• **Exercise instructions**
Check every line below for the word "ylabel" and copy the ones that have it.

Data records

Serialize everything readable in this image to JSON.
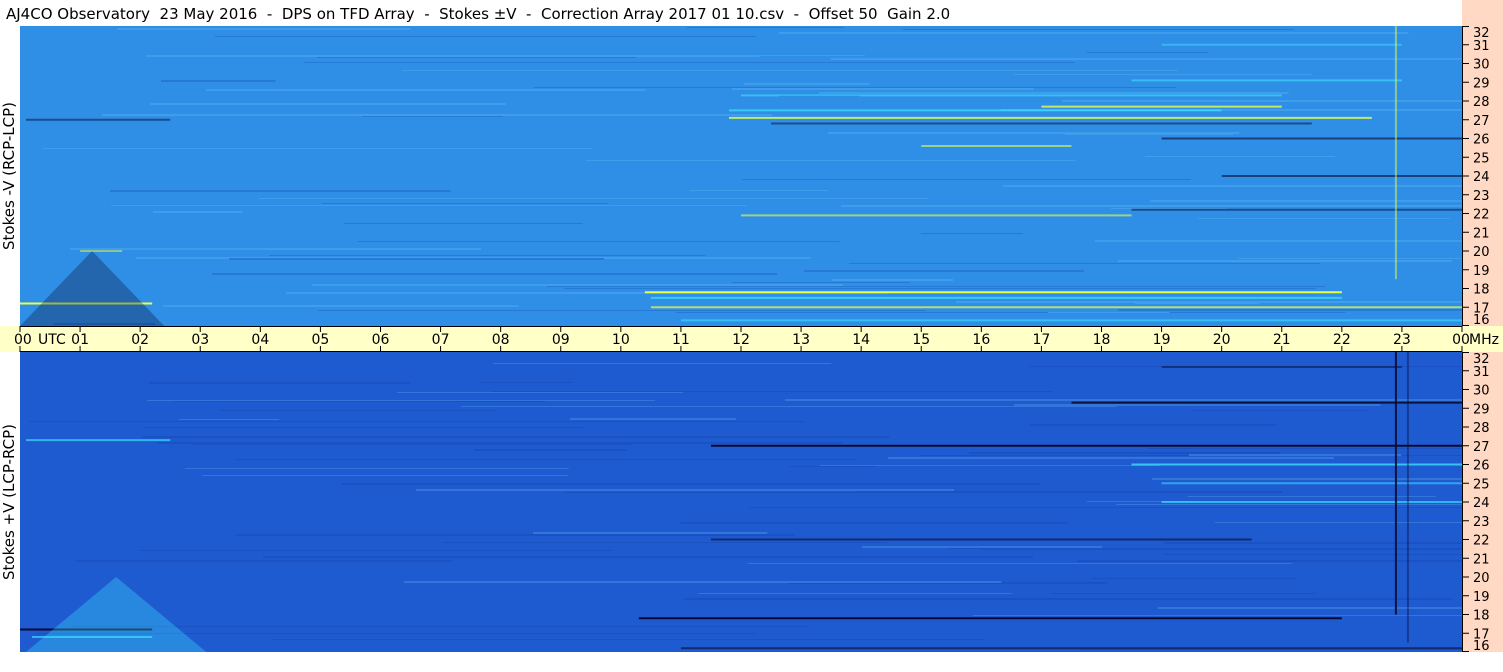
{
  "title": "AJ4CO Observatory  23 May 2016  -  DPS on TFD Array  -  Stokes ±V  -  Correction Array 2017 01 10.csv  -  Offset 50  Gain 2.0",
  "colors": {
    "background_light": "#2f8fe6",
    "background_dark": "#1f5bd0",
    "time_axis_bg": "#ffffc8",
    "freq_axis_bg": "#ffd9c4",
    "emission_yellow": "#e8ff44",
    "emission_cyan": "#3ff0ff",
    "absorption_black": "#0a0a30"
  },
  "chart_data": [
    {
      "type": "heatmap",
      "panel": "top",
      "ylabel": "Stokes -V (RCP-LCP)",
      "x_ticks": [
        "00",
        "01",
        "02",
        "03",
        "04",
        "05",
        "06",
        "07",
        "08",
        "09",
        "10",
        "11",
        "12",
        "13",
        "14",
        "15",
        "16",
        "17",
        "18",
        "19",
        "20",
        "21",
        "22",
        "23",
        "00"
      ],
      "x_unit": "UTC",
      "x_range_hours": [
        0,
        24
      ],
      "y_ticks": [
        "16",
        "17",
        "18",
        "19",
        "20",
        "21",
        "22",
        "23",
        "24",
        "25",
        "26",
        "27",
        "28",
        "29",
        "30",
        "31",
        "32"
      ],
      "y_unit": "MHz",
      "y_range_mhz": [
        16,
        32
      ],
      "features": [
        {
          "kind": "band",
          "mhz": 27.0,
          "start_h": 0.1,
          "end_h": 2.5,
          "color": "dark",
          "strength": 0.5
        },
        {
          "kind": "band",
          "mhz": 27.1,
          "start_h": 11.8,
          "end_h": 22.5,
          "color": "yellow",
          "strength": 0.8
        },
        {
          "kind": "band",
          "mhz": 27.5,
          "start_h": 11.8,
          "end_h": 20.0,
          "color": "cyan",
          "strength": 0.6
        },
        {
          "kind": "band",
          "mhz": 27.7,
          "start_h": 17.0,
          "end_h": 21.0,
          "color": "yellow",
          "strength": 0.8
        },
        {
          "kind": "band",
          "mhz": 28.3,
          "start_h": 12.0,
          "end_h": 21.0,
          "color": "cyan",
          "strength": 0.5
        },
        {
          "kind": "band",
          "mhz": 29.1,
          "start_h": 18.5,
          "end_h": 23.0,
          "color": "cyan",
          "strength": 0.5
        },
        {
          "kind": "band",
          "mhz": 31.0,
          "start_h": 19.0,
          "end_h": 23.0,
          "color": "cyan",
          "strength": 0.4
        },
        {
          "kind": "band",
          "mhz": 26.8,
          "start_h": 12.5,
          "end_h": 21.5,
          "color": "dark",
          "strength": 0.5
        },
        {
          "kind": "band",
          "mhz": 26.0,
          "start_h": 19.0,
          "end_h": 24.0,
          "color": "dark",
          "strength": 0.6
        },
        {
          "kind": "band",
          "mhz": 25.6,
          "start_h": 15.0,
          "end_h": 17.5,
          "color": "yellow",
          "strength": 0.6
        },
        {
          "kind": "band",
          "mhz": 24.0,
          "start_h": 20.0,
          "end_h": 24.0,
          "color": "dark",
          "strength": 0.6
        },
        {
          "kind": "band",
          "mhz": 21.9,
          "start_h": 12.0,
          "end_h": 18.5,
          "color": "yellow",
          "strength": 0.6
        },
        {
          "kind": "band",
          "mhz": 22.2,
          "start_h": 18.5,
          "end_h": 24.0,
          "color": "dark",
          "strength": 0.5
        },
        {
          "kind": "band",
          "mhz": 20.0,
          "start_h": 1.0,
          "end_h": 1.7,
          "color": "yellow",
          "strength": 0.5
        },
        {
          "kind": "band",
          "mhz": 17.8,
          "start_h": 10.4,
          "end_h": 22.0,
          "color": "yellow",
          "strength": 1.0
        },
        {
          "kind": "band",
          "mhz": 17.5,
          "start_h": 10.5,
          "end_h": 22.0,
          "color": "cyan",
          "strength": 0.6
        },
        {
          "kind": "band",
          "mhz": 17.2,
          "start_h": 0.0,
          "end_h": 2.2,
          "color": "yellow",
          "strength": 1.0
        },
        {
          "kind": "band",
          "mhz": 17.0,
          "start_h": 10.5,
          "end_h": 24.0,
          "color": "yellow",
          "strength": 0.7
        },
        {
          "kind": "band",
          "mhz": 16.3,
          "start_h": 11.0,
          "end_h": 24.0,
          "color": "cyan",
          "strength": 0.5
        },
        {
          "kind": "vline",
          "hour": 22.9,
          "start_mhz": 18.5,
          "end_mhz": 32.0,
          "color": "yellow",
          "strength": 0.5
        },
        {
          "kind": "triangle",
          "center_h": 1.2,
          "half_width_h": 1.2,
          "top_mhz": 20.0,
          "color": "dark",
          "strength": 0.5
        }
      ]
    },
    {
      "type": "heatmap",
      "panel": "bottom",
      "ylabel": "Stokes +V (LCP-RCP)",
      "x_ticks": [
        "00",
        "01",
        "02",
        "03",
        "04",
        "05",
        "06",
        "07",
        "08",
        "09",
        "10",
        "11",
        "12",
        "13",
        "14",
        "15",
        "16",
        "17",
        "18",
        "19",
        "20",
        "21",
        "22",
        "23",
        "00"
      ],
      "x_unit": "UTC",
      "x_range_hours": [
        0,
        24
      ],
      "y_ticks": [
        "16",
        "17",
        "18",
        "19",
        "20",
        "21",
        "22",
        "23",
        "24",
        "25",
        "26",
        "27",
        "28",
        "29",
        "30",
        "31",
        "32"
      ],
      "y_unit": "MHz",
      "y_range_mhz": [
        16,
        32
      ],
      "features": [
        {
          "kind": "band",
          "mhz": 27.0,
          "start_h": 11.5,
          "end_h": 24.0,
          "color": "dark",
          "strength": 1.0
        },
        {
          "kind": "band",
          "mhz": 27.3,
          "start_h": 0.1,
          "end_h": 2.5,
          "color": "cyan",
          "strength": 0.6
        },
        {
          "kind": "band",
          "mhz": 29.3,
          "start_h": 17.5,
          "end_h": 24.0,
          "color": "dark",
          "strength": 0.9
        },
        {
          "kind": "band",
          "mhz": 31.2,
          "start_h": 19.0,
          "end_h": 23.0,
          "color": "dark",
          "strength": 0.5
        },
        {
          "kind": "band",
          "mhz": 26.0,
          "start_h": 18.5,
          "end_h": 24.0,
          "color": "cyan",
          "strength": 0.7
        },
        {
          "kind": "band",
          "mhz": 25.0,
          "start_h": 19.0,
          "end_h": 24.0,
          "color": "cyan",
          "strength": 0.5
        },
        {
          "kind": "band",
          "mhz": 24.0,
          "start_h": 19.0,
          "end_h": 24.0,
          "color": "cyan",
          "strength": 0.6
        },
        {
          "kind": "band",
          "mhz": 22.0,
          "start_h": 11.5,
          "end_h": 20.5,
          "color": "dark",
          "strength": 0.6
        },
        {
          "kind": "band",
          "mhz": 17.8,
          "start_h": 10.3,
          "end_h": 22.0,
          "color": "dark",
          "strength": 1.0
        },
        {
          "kind": "band",
          "mhz": 17.2,
          "start_h": 0.0,
          "end_h": 2.2,
          "color": "dark",
          "strength": 1.0
        },
        {
          "kind": "band",
          "mhz": 16.2,
          "start_h": 11.0,
          "end_h": 24.0,
          "color": "dark",
          "strength": 0.6
        },
        {
          "kind": "band",
          "mhz": 16.8,
          "start_h": 0.2,
          "end_h": 2.2,
          "color": "cyan",
          "strength": 0.6
        },
        {
          "kind": "vline",
          "hour": 22.9,
          "start_mhz": 18.0,
          "end_mhz": 32.0,
          "color": "dark",
          "strength": 0.9
        },
        {
          "kind": "vline",
          "hour": 23.1,
          "start_mhz": 16.5,
          "end_mhz": 32.0,
          "color": "dark",
          "strength": 0.4
        },
        {
          "kind": "triangle",
          "center_h": 1.6,
          "half_width_h": 1.5,
          "top_mhz": 20.0,
          "color": "cyan",
          "strength": 0.5
        }
      ]
    }
  ]
}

• **Exercise answer**
      "ylabel": "Stokes -V (RCP-LCP)",
      "ylabel": "Stokes +V (LCP-RCP)",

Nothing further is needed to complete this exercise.